EXTRACTED RECORDS
########################################

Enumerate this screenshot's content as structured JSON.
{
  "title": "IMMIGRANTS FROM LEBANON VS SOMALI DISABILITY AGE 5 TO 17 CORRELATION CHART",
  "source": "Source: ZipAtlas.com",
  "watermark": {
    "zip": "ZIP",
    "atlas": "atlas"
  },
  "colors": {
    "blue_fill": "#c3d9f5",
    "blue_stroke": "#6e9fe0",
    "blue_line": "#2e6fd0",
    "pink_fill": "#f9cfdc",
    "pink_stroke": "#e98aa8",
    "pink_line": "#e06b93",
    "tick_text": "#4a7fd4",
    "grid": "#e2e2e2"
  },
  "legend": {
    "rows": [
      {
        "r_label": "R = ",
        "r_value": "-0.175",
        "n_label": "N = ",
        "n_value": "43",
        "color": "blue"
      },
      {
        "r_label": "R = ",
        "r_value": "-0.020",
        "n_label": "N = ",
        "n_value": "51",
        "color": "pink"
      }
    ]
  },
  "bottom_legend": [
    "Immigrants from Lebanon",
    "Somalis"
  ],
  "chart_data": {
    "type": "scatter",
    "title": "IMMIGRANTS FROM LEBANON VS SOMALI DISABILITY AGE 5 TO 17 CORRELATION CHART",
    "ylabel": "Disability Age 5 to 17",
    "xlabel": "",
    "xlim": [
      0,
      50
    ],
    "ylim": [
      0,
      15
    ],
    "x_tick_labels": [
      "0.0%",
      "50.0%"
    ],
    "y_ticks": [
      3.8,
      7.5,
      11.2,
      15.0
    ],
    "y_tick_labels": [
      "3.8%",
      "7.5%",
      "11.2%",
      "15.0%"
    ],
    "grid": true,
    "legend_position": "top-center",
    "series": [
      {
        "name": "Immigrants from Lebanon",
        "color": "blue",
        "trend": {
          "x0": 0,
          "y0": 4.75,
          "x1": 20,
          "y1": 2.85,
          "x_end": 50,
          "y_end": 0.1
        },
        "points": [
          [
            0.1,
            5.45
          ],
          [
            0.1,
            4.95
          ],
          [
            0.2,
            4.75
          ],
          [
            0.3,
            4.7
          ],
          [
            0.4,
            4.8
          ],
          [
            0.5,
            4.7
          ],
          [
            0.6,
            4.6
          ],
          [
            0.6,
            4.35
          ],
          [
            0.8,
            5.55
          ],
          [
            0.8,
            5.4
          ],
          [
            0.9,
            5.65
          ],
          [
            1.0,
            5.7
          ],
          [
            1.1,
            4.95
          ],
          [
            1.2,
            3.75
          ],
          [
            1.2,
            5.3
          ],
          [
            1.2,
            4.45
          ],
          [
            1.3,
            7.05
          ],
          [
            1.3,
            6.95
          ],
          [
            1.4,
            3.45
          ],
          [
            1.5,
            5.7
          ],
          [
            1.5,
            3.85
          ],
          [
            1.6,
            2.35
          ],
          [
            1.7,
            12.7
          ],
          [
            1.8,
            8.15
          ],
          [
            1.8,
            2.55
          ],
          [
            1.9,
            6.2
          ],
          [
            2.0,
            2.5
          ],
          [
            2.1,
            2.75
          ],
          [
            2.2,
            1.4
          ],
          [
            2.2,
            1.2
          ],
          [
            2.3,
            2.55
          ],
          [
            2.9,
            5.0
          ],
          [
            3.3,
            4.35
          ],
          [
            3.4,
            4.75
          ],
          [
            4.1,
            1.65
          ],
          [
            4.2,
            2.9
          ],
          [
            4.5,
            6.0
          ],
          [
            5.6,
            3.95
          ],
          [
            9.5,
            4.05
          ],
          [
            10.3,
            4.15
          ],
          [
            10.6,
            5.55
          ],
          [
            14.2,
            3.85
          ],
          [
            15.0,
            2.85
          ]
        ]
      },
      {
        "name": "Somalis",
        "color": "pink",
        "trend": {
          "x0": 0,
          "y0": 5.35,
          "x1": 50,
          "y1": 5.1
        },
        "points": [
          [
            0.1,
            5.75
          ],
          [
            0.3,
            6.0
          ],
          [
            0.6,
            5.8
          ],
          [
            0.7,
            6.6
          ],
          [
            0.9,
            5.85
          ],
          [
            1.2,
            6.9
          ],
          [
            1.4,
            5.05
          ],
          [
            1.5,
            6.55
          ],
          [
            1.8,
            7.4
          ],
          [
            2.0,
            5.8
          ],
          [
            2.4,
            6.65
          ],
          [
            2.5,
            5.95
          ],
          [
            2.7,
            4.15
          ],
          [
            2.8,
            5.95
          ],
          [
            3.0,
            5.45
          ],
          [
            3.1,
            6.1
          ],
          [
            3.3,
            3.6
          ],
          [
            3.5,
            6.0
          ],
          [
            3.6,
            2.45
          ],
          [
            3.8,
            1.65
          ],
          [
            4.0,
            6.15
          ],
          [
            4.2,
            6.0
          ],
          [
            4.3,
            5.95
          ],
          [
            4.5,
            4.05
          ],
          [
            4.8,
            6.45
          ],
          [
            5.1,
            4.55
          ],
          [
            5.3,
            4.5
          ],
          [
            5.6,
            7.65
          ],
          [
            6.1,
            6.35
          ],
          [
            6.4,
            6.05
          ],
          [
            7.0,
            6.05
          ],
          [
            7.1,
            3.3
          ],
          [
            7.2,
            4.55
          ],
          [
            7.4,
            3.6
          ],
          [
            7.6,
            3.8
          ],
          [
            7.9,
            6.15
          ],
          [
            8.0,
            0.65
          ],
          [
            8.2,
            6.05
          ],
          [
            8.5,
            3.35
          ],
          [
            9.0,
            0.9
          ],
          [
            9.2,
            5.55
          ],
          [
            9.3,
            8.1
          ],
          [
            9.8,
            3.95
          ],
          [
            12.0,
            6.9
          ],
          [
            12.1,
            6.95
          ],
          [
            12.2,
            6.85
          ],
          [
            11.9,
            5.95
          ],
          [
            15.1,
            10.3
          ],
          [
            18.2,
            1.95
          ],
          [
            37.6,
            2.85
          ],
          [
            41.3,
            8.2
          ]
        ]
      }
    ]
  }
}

########################################

EXERCISE TASK
Transcribe the data. Leave every line exactly as it is.

EXERCISE ANSWER
Enumerate this screenshot's content as structured JSON.
{
  "title": "IMMIGRANTS FROM LEBANON VS SOMALI DISABILITY AGE 5 TO 17 CORRELATION CHART",
  "source": "Source: ZipAtlas.com",
  "watermark": {
    "zip": "ZIP",
    "atlas": "atlas"
  },
  "colors": {
    "blue_fill": "#c3d9f5",
    "blue_stroke": "#6e9fe0",
    "blue_line": "#2e6fd0",
    "pink_fill": "#f9cfdc",
    "pink_stroke": "#e98aa8",
    "pink_line": "#e06b93",
    "tick_text": "#4a7fd4",
    "grid": "#e2e2e2"
  },
  "legend": {
    "rows": [
      {
        "r_label": "R = ",
        "r_value": "-0.175",
        "n_label": "N = ",
        "n_value": "43",
        "color": "blue"
      },
      {
        "r_label": "R = ",
        "r_value": "-0.020",
        "n_label": "N = ",
        "n_value": "51",
        "color": "pink"
      }
    ]
  },
  "bottom_legend": [
    "Immigrants from Lebanon",
    "Somalis"
  ],
  "chart_data": {
    "type": "scatter",
    "title": "IMMIGRANTS FROM LEBANON VS SOMALI DISABILITY AGE 5 TO 17 CORRELATION CHART",
    "ylabel": "Disability Age 5 to 17",
    "xlabel": "",
    "xlim": [
      0,
      50
    ],
    "ylim": [
      0,
      15
    ],
    "x_tick_labels": [
      "0.0%",
      "50.0%"
    ],
    "y_ticks": [
      3.8,
      7.5,
      11.2,
      15.0
    ],
    "y_tick_labels": [
      "3.8%",
      "7.5%",
      "11.2%",
      "15.0%"
    ],
    "grid": true,
    "legend_position": "top-center",
    "series": [
      {
        "name": "Immigrants from Lebanon",
        "color": "blue",
        "trend": {
          "x0": 0,
          "y0": 4.75,
          "x1": 20,
          "y1": 2.85,
          "x_end": 50,
          "y_end": 0.1
        },
        "points": [
          [
            0.1,
            5.45
          ],
          [
            0.1,
            4.95
          ],
          [
            0.2,
            4.75
          ],
          [
            0.3,
            4.7
          ],
          [
            0.4,
            4.8
          ],
          [
            0.5,
            4.7
          ],
          [
            0.6,
            4.6
          ],
          [
            0.6,
            4.35
          ],
          [
            0.8,
            5.55
          ],
          [
            0.8,
            5.4
          ],
          [
            0.9,
            5.65
          ],
          [
            1.0,
            5.7
          ],
          [
            1.1,
            4.95
          ],
          [
            1.2,
            3.75
          ],
          [
            1.2,
            5.3
          ],
          [
            1.2,
            4.45
          ],
          [
            1.3,
            7.05
          ],
          [
            1.3,
            6.95
          ],
          [
            1.4,
            3.45
          ],
          [
            1.5,
            5.7
          ],
          [
            1.5,
            3.85
          ],
          [
            1.6,
            2.35
          ],
          [
            1.7,
            12.7
          ],
          [
            1.8,
            8.15
          ],
          [
            1.8,
            2.55
          ],
          [
            1.9,
            6.2
          ],
          [
            2.0,
            2.5
          ],
          [
            2.1,
            2.75
          ],
          [
            2.2,
            1.4
          ],
          [
            2.2,
            1.2
          ],
          [
            2.3,
            2.55
          ],
          [
            2.9,
            5.0
          ],
          [
            3.3,
            4.35
          ],
          [
            3.4,
            4.75
          ],
          [
            4.1,
            1.65
          ],
          [
            4.2,
            2.9
          ],
          [
            4.5,
            6.0
          ],
          [
            5.6,
            3.95
          ],
          [
            9.5,
            4.05
          ],
          [
            10.3,
            4.15
          ],
          [
            10.6,
            5.55
          ],
          [
            14.2,
            3.85
          ],
          [
            15.0,
            2.85
          ]
        ]
      },
      {
        "name": "Somalis",
        "color": "pink",
        "trend": {
          "x0": 0,
          "y0": 5.35,
          "x1": 50,
          "y1": 5.1
        },
        "points": [
          [
            0.1,
            5.75
          ],
          [
            0.3,
            6.0
          ],
          [
            0.6,
            5.8
          ],
          [
            0.7,
            6.6
          ],
          [
            0.9,
            5.85
          ],
          [
            1.2,
            6.9
          ],
          [
            1.4,
            5.05
          ],
          [
            1.5,
            6.55
          ],
          [
            1.8,
            7.4
          ],
          [
            2.0,
            5.8
          ],
          [
            2.4,
            6.65
          ],
          [
            2.5,
            5.95
          ],
          [
            2.7,
            4.15
          ],
          [
            2.8,
            5.95
          ],
          [
            3.0,
            5.45
          ],
          [
            3.1,
            6.1
          ],
          [
            3.3,
            3.6
          ],
          [
            3.5,
            6.0
          ],
          [
            3.6,
            2.45
          ],
          [
            3.8,
            1.65
          ],
          [
            4.0,
            6.15
          ],
          [
            4.2,
            6.0
          ],
          [
            4.3,
            5.95
          ],
          [
            4.5,
            4.05
          ],
          [
            4.8,
            6.45
          ],
          [
            5.1,
            4.55
          ],
          [
            5.3,
            4.5
          ],
          [
            5.6,
            7.65
          ],
          [
            6.1,
            6.35
          ],
          [
            6.4,
            6.05
          ],
          [
            7.0,
            6.05
          ],
          [
            7.1,
            3.3
          ],
          [
            7.2,
            4.55
          ],
          [
            7.4,
            3.6
          ],
          [
            7.6,
            3.8
          ],
          [
            7.9,
            6.15
          ],
          [
            8.0,
            0.65
          ],
          [
            8.2,
            6.05
          ],
          [
            8.5,
            3.35
          ],
          [
            9.0,
            0.9
          ],
          [
            9.2,
            5.55
          ],
          [
            9.3,
            8.1
          ],
          [
            9.8,
            3.95
          ],
          [
            12.0,
            6.9
          ],
          [
            12.1,
            6.95
          ],
          [
            12.2,
            6.85
          ],
          [
            11.9,
            5.95
          ],
          [
            15.1,
            10.3
          ],
          [
            18.2,
            1.95
          ],
          [
            37.6,
            2.85
          ],
          [
            41.3,
            8.2
          ]
        ]
      }
    ]
  }
}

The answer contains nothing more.